→ Exercise requirements:
Extract the listing in its entirety, keeping each line identical to the original.

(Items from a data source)
----------
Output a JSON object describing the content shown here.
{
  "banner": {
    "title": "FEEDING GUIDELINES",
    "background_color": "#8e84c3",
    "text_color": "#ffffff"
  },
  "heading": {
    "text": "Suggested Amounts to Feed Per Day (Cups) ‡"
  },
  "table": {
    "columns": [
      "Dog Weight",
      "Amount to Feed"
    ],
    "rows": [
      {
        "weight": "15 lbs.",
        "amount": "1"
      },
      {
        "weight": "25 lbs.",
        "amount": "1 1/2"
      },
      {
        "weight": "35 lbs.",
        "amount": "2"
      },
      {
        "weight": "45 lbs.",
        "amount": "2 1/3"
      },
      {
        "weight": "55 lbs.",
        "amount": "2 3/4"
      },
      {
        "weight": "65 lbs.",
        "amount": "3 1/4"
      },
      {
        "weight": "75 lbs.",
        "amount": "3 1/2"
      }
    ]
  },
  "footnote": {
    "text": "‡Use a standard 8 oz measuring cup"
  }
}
----------
→ Response below:
Output a JSON object describing the content shown here.
{
  "banner": {
    "title": "FEEDING GUIDELINES",
    "background_color": "#8e84c3",
    "text_color": "#ffffff"
  },
  "heading": {
    "text": "Suggested Amounts to Feed Per Day (Cups) ‡"
  },
  "table": {
    "columns": [
      "Dog Weight",
      "Amount to Feed"
    ],
    "rows": [
      {
        "weight": "15 lbs.",
        "amount": "1"
      },
      {
        "weight": "25 lbs.",
        "amount": "1 1/2"
      },
      {
        "weight": "35 lbs.",
        "amount": "2"
      },
      {
        "weight": "45 lbs.",
        "amount": "2 1/3"
      },
      {
        "weight": "55 lbs.",
        "amount": "2 3/4"
      },
      {
        "weight": "65 lbs.",
        "amount": "3 1/4"
      },
      {
        "weight": "75 lbs.",
        "amount": "3 1/2"
      }
    ]
  },
  "footnote": {
    "text": "‡Use a standard 8 oz measuring cup"
  }
}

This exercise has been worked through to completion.